**Written task**
Each line that holds the word "Reinvested" should be returned.
Start
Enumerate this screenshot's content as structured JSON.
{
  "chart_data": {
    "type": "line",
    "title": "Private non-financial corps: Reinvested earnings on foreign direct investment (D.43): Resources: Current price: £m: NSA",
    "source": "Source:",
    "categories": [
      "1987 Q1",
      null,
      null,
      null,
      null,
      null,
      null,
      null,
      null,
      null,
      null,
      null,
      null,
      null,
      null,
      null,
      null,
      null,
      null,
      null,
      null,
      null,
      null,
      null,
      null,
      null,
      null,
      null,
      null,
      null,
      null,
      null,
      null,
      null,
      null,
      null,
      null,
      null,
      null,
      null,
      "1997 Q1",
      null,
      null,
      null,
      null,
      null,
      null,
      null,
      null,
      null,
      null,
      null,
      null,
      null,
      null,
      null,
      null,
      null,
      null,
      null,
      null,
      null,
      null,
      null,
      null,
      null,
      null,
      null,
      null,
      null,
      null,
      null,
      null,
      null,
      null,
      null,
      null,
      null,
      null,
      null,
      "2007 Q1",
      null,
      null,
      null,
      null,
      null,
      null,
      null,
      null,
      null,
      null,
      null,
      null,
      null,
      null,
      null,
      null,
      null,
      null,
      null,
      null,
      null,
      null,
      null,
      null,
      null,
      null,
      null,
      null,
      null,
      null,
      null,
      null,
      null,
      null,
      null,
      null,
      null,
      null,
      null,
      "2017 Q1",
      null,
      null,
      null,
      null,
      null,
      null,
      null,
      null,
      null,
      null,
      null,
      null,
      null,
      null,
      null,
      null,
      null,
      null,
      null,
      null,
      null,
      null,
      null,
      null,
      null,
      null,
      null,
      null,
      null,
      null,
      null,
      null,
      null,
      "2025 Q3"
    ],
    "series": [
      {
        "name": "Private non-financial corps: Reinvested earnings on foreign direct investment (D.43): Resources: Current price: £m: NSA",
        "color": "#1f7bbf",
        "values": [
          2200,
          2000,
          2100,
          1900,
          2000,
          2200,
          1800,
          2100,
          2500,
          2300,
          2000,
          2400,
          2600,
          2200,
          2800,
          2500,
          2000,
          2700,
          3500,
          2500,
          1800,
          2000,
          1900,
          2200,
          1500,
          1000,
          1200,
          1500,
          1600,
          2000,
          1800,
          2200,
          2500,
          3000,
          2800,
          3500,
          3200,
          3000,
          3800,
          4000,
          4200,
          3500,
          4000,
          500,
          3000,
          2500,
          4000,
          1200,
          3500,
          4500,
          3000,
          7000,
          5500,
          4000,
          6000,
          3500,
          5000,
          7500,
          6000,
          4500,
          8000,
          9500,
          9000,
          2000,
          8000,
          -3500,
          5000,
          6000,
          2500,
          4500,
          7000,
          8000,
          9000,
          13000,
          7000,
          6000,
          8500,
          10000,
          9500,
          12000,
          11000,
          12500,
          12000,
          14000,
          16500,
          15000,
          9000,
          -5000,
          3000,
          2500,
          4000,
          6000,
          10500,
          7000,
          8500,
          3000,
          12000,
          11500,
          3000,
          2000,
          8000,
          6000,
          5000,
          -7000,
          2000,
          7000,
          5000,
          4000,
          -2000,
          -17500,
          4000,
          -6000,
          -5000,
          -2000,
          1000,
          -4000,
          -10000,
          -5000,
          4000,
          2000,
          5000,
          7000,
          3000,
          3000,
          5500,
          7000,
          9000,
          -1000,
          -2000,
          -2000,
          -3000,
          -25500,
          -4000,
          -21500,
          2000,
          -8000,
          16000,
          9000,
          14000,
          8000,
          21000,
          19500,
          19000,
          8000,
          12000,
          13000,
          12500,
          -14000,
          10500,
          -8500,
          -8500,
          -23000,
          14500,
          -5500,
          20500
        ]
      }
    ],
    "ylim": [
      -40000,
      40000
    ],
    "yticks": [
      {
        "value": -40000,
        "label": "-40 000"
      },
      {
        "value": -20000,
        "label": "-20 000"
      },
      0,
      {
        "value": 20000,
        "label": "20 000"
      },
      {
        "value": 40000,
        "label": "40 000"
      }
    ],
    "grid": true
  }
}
End
Start
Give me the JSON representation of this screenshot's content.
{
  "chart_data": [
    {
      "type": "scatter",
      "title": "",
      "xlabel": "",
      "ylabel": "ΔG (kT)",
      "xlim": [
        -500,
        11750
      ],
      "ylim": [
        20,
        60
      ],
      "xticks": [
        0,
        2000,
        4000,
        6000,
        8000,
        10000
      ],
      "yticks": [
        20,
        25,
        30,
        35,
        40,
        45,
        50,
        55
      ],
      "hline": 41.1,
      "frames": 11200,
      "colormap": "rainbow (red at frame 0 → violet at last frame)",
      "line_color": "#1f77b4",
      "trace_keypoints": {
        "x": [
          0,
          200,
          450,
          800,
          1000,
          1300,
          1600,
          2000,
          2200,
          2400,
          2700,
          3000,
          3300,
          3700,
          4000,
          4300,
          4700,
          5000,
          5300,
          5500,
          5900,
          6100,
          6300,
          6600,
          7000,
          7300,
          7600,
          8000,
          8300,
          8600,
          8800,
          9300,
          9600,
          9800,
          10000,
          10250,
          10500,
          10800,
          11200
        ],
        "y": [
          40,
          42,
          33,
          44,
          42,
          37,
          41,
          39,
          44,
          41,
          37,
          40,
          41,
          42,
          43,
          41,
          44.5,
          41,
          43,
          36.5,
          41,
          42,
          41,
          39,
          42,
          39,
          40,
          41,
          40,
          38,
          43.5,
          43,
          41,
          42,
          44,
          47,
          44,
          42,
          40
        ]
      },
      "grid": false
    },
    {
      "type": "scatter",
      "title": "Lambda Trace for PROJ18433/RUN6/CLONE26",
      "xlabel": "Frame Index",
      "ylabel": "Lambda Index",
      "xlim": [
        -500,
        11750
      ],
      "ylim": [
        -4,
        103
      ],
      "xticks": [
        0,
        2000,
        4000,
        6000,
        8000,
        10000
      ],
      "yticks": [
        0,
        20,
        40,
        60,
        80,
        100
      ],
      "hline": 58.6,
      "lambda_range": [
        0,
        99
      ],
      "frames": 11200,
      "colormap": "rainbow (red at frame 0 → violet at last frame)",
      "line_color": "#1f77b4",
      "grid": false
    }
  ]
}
End
**Solution for this exercise**
    "title": "Private non-financial corps: Reinvested earnings on foreign direct investment (D.43): Resources: Current price: £m: NSA",
        "name": "Private non-financial corps: Reinvested earnings on foreign direct investment (D.43): Resources: Current price: £m: NSA",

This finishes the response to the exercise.